** Start of Provided information **

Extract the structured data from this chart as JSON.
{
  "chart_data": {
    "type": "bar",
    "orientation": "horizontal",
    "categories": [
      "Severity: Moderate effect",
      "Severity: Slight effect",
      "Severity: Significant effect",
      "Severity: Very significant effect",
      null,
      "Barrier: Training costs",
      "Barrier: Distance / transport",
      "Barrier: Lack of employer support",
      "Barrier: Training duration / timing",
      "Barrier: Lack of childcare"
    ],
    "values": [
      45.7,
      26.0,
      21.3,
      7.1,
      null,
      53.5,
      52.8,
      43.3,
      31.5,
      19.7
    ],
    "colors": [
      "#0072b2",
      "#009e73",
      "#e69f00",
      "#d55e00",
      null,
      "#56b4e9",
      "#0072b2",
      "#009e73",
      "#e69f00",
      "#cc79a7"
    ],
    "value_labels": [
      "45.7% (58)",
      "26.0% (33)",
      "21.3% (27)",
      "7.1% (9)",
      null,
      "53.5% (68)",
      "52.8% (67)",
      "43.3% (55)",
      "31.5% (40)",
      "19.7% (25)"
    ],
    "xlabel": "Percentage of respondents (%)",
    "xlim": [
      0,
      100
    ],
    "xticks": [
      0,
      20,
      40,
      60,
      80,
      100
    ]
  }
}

** End of Provided information **
** Start of Provided information **

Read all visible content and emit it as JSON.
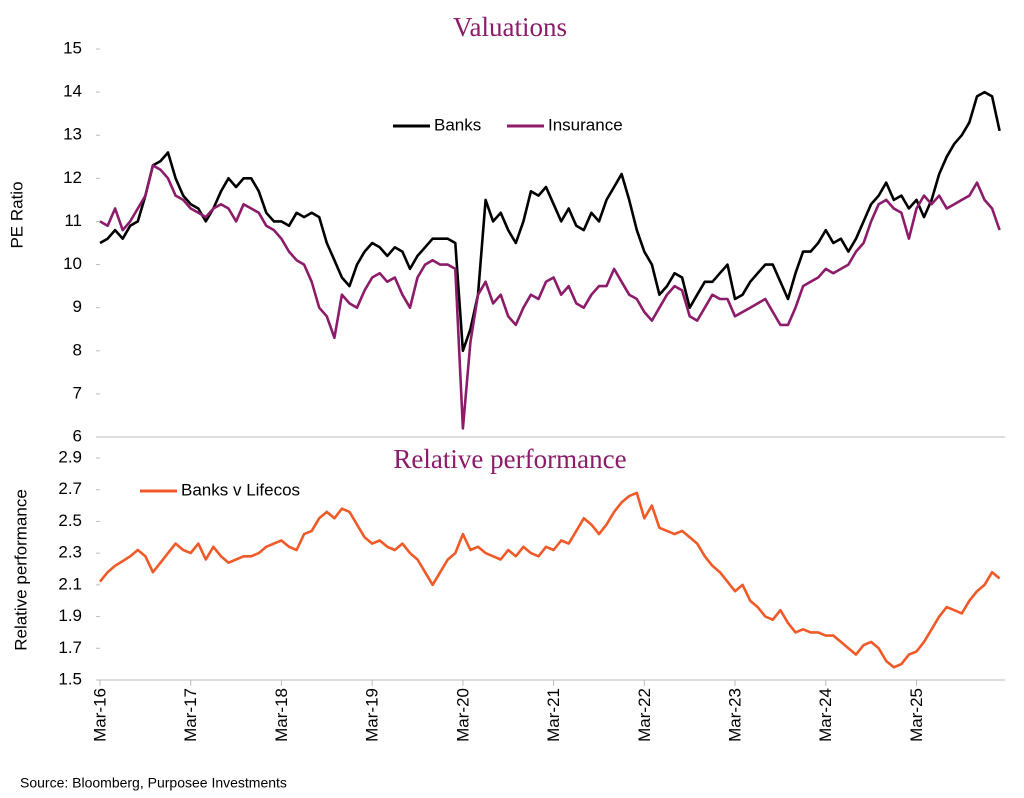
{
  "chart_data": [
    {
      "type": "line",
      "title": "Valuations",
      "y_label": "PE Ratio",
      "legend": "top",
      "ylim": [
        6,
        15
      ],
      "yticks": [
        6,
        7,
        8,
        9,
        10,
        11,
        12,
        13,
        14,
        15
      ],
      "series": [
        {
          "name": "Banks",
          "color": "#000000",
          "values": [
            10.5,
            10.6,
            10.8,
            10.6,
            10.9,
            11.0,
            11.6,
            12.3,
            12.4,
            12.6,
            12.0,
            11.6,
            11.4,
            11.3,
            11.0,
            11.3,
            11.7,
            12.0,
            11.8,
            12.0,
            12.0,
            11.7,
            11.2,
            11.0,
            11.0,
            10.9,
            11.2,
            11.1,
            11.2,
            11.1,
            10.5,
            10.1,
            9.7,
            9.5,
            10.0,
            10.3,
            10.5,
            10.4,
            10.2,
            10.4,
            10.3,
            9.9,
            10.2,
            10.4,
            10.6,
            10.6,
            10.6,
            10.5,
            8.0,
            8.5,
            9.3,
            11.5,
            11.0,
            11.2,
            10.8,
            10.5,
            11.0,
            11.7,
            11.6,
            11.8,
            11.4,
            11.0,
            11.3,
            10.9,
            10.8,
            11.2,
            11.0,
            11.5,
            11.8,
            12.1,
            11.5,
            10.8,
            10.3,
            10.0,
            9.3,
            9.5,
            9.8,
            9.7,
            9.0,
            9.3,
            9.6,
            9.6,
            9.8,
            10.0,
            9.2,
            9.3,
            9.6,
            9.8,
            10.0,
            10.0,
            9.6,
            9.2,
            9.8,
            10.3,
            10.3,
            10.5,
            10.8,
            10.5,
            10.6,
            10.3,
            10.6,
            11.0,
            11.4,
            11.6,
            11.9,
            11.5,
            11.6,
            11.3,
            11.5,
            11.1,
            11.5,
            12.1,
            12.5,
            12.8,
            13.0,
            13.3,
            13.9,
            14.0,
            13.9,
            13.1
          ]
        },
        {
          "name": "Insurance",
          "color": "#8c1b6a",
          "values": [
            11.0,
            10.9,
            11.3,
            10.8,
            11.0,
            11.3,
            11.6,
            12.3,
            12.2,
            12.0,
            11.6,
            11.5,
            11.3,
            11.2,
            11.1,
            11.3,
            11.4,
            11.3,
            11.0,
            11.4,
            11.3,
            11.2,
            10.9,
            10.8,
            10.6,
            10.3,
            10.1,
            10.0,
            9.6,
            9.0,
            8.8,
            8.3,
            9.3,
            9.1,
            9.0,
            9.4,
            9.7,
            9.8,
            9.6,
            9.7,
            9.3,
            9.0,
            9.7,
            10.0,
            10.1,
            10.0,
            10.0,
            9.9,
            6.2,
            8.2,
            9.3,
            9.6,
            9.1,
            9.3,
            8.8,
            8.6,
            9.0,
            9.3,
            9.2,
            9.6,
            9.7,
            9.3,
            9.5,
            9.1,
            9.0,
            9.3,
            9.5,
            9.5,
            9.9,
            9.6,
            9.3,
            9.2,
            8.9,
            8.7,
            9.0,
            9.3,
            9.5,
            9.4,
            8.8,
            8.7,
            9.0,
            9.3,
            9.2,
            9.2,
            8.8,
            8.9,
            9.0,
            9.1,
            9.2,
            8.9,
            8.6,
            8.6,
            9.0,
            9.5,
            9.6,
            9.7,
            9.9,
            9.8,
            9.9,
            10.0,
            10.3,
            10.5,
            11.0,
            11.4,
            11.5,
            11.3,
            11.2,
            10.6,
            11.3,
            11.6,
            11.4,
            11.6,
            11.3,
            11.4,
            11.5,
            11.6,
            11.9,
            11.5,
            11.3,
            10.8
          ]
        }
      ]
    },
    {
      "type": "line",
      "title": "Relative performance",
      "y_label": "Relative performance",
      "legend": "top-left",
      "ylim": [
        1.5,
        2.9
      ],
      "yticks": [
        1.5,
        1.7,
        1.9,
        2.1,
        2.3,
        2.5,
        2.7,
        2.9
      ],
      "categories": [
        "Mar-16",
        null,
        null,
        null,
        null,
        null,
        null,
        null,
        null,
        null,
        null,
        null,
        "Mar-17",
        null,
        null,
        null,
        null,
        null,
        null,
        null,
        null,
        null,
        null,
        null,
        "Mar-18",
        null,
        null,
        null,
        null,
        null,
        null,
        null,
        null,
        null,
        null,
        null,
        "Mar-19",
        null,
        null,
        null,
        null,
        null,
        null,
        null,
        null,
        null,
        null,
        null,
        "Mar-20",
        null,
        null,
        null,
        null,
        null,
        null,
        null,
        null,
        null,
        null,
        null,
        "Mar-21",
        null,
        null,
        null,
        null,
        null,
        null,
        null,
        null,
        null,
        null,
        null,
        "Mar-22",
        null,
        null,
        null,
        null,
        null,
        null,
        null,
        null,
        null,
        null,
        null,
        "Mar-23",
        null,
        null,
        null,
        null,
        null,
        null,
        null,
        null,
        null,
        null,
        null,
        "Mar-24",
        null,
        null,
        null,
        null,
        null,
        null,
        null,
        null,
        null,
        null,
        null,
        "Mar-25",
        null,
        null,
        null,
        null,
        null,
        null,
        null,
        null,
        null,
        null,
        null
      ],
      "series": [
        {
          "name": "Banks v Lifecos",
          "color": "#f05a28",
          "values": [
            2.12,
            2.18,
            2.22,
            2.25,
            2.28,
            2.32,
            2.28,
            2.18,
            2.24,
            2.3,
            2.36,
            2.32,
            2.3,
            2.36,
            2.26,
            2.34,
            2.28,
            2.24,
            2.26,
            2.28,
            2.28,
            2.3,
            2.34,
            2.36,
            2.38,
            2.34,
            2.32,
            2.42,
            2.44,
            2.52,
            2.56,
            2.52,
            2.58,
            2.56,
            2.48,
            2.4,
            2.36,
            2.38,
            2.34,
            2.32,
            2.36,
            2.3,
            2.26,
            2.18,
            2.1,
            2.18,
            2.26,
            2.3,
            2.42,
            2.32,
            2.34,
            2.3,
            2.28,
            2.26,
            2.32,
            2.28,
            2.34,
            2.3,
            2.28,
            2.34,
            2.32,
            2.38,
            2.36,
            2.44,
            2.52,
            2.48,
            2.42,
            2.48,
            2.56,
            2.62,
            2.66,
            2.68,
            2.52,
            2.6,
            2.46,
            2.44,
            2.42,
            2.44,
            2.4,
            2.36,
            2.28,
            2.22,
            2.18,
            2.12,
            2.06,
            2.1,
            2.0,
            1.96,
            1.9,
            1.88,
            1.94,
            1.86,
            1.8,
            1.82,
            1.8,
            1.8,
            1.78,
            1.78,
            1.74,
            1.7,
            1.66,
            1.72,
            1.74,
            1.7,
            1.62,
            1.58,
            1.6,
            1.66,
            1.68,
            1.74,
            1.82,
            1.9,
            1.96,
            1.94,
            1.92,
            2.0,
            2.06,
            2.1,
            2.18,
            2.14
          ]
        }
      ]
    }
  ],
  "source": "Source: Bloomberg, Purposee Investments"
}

** End of Provided information **
** Start of Provided information **

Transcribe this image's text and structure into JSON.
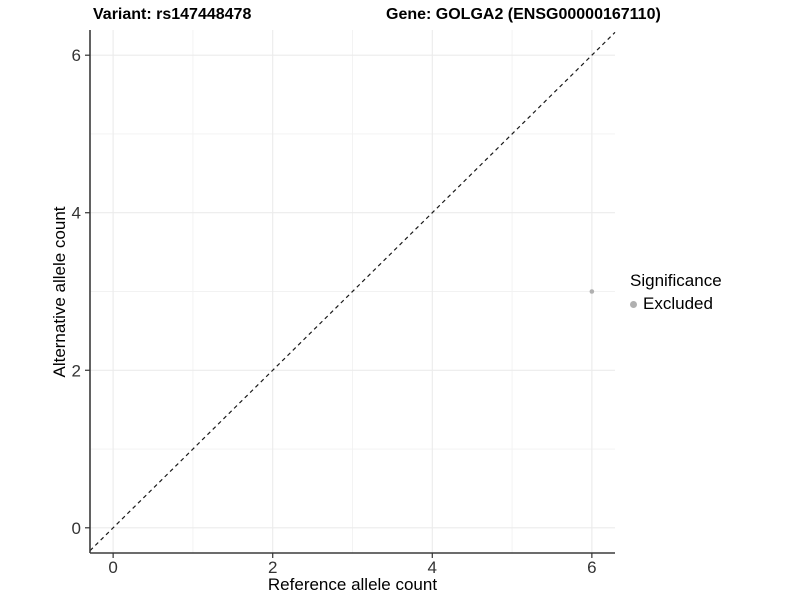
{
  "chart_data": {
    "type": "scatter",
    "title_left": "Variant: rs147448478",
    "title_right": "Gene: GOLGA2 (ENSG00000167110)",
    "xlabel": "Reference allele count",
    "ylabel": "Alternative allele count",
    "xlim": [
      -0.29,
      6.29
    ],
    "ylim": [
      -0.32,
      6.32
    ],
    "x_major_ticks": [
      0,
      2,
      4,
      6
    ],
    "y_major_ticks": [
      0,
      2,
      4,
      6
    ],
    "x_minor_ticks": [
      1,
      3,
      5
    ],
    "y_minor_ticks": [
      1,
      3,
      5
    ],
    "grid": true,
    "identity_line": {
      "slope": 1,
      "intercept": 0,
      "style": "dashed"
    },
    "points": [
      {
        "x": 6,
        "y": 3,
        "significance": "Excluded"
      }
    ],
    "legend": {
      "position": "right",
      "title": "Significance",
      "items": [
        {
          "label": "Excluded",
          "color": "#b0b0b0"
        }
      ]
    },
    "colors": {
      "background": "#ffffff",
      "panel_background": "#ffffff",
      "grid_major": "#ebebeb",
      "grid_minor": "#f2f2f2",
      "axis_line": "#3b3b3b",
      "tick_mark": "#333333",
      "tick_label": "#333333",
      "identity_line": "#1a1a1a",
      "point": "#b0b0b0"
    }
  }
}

** End of Provided information **

** Do this **
Return every line in the listing that contains the word "count".

** Answer to the exercise **
    "xlabel": "Reference allele count",
    "ylabel": "Alternative allele count",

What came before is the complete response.